= THE TASK =
Retype each entry below, keeping every character the same.

= RECORDS =

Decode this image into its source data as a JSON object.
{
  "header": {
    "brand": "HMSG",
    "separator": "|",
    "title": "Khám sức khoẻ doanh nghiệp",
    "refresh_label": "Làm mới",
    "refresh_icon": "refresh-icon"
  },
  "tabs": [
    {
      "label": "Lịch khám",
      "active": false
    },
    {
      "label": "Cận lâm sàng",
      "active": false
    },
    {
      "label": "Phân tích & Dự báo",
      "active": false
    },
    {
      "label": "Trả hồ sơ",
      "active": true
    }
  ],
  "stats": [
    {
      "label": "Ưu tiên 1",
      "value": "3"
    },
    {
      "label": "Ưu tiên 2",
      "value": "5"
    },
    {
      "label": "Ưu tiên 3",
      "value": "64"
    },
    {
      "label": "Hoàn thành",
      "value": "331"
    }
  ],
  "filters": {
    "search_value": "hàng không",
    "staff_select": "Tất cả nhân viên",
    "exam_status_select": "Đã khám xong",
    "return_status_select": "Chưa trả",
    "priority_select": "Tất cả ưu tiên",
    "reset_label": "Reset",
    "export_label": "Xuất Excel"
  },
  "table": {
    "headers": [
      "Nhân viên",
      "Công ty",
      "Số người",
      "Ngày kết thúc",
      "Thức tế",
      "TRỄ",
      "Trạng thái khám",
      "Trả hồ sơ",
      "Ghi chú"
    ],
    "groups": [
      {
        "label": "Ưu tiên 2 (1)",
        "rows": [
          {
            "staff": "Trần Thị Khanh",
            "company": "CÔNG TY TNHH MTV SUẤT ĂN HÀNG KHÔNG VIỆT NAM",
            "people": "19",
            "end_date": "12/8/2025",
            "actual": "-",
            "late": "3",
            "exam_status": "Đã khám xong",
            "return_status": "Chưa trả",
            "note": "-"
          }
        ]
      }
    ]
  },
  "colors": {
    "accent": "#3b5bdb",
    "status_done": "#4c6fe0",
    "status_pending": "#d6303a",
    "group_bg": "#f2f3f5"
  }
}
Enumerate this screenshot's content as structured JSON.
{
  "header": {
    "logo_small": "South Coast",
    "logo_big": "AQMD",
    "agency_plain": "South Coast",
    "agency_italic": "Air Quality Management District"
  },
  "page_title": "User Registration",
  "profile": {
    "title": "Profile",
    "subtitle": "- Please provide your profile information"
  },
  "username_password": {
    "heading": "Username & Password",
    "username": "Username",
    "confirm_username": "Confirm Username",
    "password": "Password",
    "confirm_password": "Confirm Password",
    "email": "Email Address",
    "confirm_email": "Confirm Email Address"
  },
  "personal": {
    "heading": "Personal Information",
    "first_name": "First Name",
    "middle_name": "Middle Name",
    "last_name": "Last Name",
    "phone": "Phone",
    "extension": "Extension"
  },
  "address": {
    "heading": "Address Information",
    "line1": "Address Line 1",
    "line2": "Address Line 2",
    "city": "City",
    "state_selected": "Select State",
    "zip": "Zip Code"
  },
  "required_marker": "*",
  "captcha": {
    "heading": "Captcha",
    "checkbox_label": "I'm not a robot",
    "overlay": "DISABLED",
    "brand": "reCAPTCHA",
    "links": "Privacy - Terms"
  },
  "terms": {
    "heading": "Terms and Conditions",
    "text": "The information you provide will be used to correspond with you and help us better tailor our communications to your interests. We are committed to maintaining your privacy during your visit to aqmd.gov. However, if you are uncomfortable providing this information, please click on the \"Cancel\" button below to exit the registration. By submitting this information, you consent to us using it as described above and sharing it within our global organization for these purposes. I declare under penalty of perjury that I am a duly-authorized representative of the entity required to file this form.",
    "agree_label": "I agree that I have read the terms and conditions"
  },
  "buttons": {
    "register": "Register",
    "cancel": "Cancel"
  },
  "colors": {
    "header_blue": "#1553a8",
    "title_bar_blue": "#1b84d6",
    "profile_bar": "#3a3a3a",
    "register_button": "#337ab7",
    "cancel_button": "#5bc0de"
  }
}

= IN RESPONSE =
Decode this image into its source data as a JSON object.
{
  "header": {
    "brand": "HMSG",
    "separator": "|",
    "title": "Khám sức khoẻ doanh nghiệp",
    "refresh_label": "Làm mới",
    "refresh_icon": "refresh-icon"
  },
  "tabs": [
    {
      "label": "Lịch khám",
      "active": false
    },
    {
      "label": "Cận lâm sàng",
      "active": false
    },
    {
      "label": "Phân tích & Dự báo",
      "active": false
    },
    {
      "label": "Trả hồ sơ",
      "active": true
    }
  ],
  "stats": [
    {
      "label": "Ưu tiên 1",
      "value": "3"
    },
    {
      "label": "Ưu tiên 2",
      "value": "5"
    },
    {
      "label": "Ưu tiên 3",
      "value": "64"
    },
    {
      "label": "Hoàn thành",
      "value": "331"
    }
  ],
  "filters": {
    "search_value": "hàng không",
    "staff_select": "Tất cả nhân viên",
    "exam_status_select": "Đã khám xong",
    "return_status_select": "Chưa trả",
    "priority_select": "Tất cả ưu tiên",
    "reset_label": "Reset",
    "export_label": "Xuất Excel"
  },
  "table": {
    "headers": [
      "Nhân viên",
      "Công ty",
      "Số người",
      "Ngày kết thúc",
      "Thức tế",
      "TRỄ",
      "Trạng thái khám",
      "Trả hồ sơ",
      "Ghi chú"
    ],
    "groups": [
      {
        "label": "Ưu tiên 2 (1)",
        "rows": [
          {
            "staff": "Trần Thị Khanh",
            "company": "CÔNG TY TNHH MTV SUẤT ĂN HÀNG KHÔNG VIỆT NAM",
            "people": "19",
            "end_date": "12/8/2025",
            "actual": "-",
            "late": "3",
            "exam_status": "Đã khám xong",
            "return_status": "Chưa trả",
            "note": "-"
          }
        ]
      }
    ]
  },
  "colors": {
    "accent": "#3b5bdb",
    "status_done": "#4c6fe0",
    "status_pending": "#d6303a",
    "group_bg": "#f2f3f5"
  }
}
Enumerate this screenshot's content as structured JSON.
{
  "header": {
    "logo_small": "South Coast",
    "logo_big": "AQMD",
    "agency_plain": "South Coast",
    "agency_italic": "Air Quality Management District"
  },
  "page_title": "User Registration",
  "profile": {
    "title": "Profile",
    "subtitle": "- Please provide your profile information"
  },
  "username_password": {
    "heading": "Username & Password",
    "username": "Username",
    "confirm_username": "Confirm Username",
    "password": "Password",
    "confirm_password": "Confirm Password",
    "email": "Email Address",
    "confirm_email": "Confirm Email Address"
  },
  "personal": {
    "heading": "Personal Information",
    "first_name": "First Name",
    "middle_name": "Middle Name",
    "last_name": "Last Name",
    "phone": "Phone",
    "extension": "Extension"
  },
  "address": {
    "heading": "Address Information",
    "line1": "Address Line 1",
    "line2": "Address Line 2",
    "city": "City",
    "state_selected": "Select State",
    "zip": "Zip Code"
  },
  "required_marker": "*",
  "captcha": {
    "heading": "Captcha",
    "checkbox_label": "I'm not a robot",
    "overlay": "DISABLED",
    "brand": "reCAPTCHA",
    "links": "Privacy - Terms"
  },
  "terms": {
    "heading": "Terms and Conditions",
    "text": "The information you provide will be used to correspond with you and help us better tailor our communications to your interests. We are committed to maintaining your privacy during your visit to aqmd.gov. However, if you are uncomfortable providing this information, please click on the \"Cancel\" button below to exit the registration. By submitting this information, you consent to us using it as described above and sharing it within our global organization for these purposes. I declare under penalty of perjury that I am a duly-authorized representative of the entity required to file this form.",
    "agree_label": "I agree that I have read the terms and conditions"
  },
  "buttons": {
    "register": "Register",
    "cancel": "Cancel"
  },
  "colors": {
    "header_blue": "#1553a8",
    "title_bar_blue": "#1b84d6",
    "profile_bar": "#3a3a3a",
    "register_button": "#337ab7",
    "cancel_button": "#5bc0de"
  }
}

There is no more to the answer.